**To be done:**
Count the lines below that contain the word "name" and give only the number.

Dataset listings of figures:
▽

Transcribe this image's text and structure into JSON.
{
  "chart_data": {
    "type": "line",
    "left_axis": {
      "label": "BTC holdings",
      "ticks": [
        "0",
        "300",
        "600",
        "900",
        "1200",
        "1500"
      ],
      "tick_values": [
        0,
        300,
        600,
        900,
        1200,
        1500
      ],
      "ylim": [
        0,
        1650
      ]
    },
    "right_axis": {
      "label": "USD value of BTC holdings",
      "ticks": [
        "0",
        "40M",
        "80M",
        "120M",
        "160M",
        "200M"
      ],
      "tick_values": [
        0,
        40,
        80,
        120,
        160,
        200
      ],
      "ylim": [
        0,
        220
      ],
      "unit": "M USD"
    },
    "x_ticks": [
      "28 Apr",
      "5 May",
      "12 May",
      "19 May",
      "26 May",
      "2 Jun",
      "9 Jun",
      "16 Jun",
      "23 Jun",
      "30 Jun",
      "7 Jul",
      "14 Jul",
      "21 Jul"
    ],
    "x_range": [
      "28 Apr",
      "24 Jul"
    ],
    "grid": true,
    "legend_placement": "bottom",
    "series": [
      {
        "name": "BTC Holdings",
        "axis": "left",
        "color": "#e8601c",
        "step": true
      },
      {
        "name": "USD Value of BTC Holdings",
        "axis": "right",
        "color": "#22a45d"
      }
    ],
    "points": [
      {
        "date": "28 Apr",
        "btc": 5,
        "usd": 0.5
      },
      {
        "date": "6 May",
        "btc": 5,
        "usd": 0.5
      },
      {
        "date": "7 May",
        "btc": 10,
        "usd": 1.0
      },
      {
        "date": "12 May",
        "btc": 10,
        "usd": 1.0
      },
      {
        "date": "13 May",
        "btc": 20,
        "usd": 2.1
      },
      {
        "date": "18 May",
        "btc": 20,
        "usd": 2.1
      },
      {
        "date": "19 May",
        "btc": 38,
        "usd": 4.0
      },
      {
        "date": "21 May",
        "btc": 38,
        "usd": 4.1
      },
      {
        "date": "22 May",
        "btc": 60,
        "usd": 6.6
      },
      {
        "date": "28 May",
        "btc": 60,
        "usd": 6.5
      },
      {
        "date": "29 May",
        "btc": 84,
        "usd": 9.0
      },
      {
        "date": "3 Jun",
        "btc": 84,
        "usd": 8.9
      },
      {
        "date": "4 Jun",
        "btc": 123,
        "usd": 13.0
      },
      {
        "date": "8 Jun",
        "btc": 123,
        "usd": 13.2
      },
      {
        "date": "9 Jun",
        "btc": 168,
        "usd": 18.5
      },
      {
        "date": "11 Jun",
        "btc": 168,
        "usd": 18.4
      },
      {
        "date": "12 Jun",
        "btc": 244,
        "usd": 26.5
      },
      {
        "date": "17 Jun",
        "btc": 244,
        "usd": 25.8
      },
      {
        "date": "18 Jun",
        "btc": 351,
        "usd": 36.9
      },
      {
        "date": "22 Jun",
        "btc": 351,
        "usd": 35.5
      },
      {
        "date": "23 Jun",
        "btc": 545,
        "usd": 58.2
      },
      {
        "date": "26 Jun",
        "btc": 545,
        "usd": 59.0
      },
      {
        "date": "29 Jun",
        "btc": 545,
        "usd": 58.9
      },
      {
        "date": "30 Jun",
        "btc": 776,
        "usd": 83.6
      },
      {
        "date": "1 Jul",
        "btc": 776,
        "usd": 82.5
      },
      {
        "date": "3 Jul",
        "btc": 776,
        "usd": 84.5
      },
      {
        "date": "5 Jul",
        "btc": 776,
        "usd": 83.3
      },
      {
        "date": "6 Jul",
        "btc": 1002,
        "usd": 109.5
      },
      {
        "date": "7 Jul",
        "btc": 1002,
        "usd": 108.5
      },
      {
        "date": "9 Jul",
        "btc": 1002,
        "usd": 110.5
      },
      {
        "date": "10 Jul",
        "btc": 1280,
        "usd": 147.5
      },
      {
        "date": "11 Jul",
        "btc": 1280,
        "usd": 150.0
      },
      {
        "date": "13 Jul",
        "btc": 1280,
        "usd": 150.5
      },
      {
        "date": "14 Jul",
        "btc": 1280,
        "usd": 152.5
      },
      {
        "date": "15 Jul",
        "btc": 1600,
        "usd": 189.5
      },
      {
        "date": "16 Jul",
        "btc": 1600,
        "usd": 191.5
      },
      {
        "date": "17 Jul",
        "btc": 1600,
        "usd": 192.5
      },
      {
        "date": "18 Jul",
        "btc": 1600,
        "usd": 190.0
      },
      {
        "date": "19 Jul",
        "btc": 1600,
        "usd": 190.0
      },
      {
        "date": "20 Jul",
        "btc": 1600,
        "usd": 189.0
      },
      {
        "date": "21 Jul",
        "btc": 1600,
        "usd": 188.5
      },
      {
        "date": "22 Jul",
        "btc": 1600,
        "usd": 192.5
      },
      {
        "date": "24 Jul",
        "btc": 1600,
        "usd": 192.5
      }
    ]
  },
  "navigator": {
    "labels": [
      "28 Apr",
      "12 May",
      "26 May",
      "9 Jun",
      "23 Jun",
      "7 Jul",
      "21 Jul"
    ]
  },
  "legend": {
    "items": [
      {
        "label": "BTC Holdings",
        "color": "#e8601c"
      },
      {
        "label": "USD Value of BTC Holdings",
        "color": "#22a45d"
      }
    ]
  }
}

△

**Response for this exercise:**
2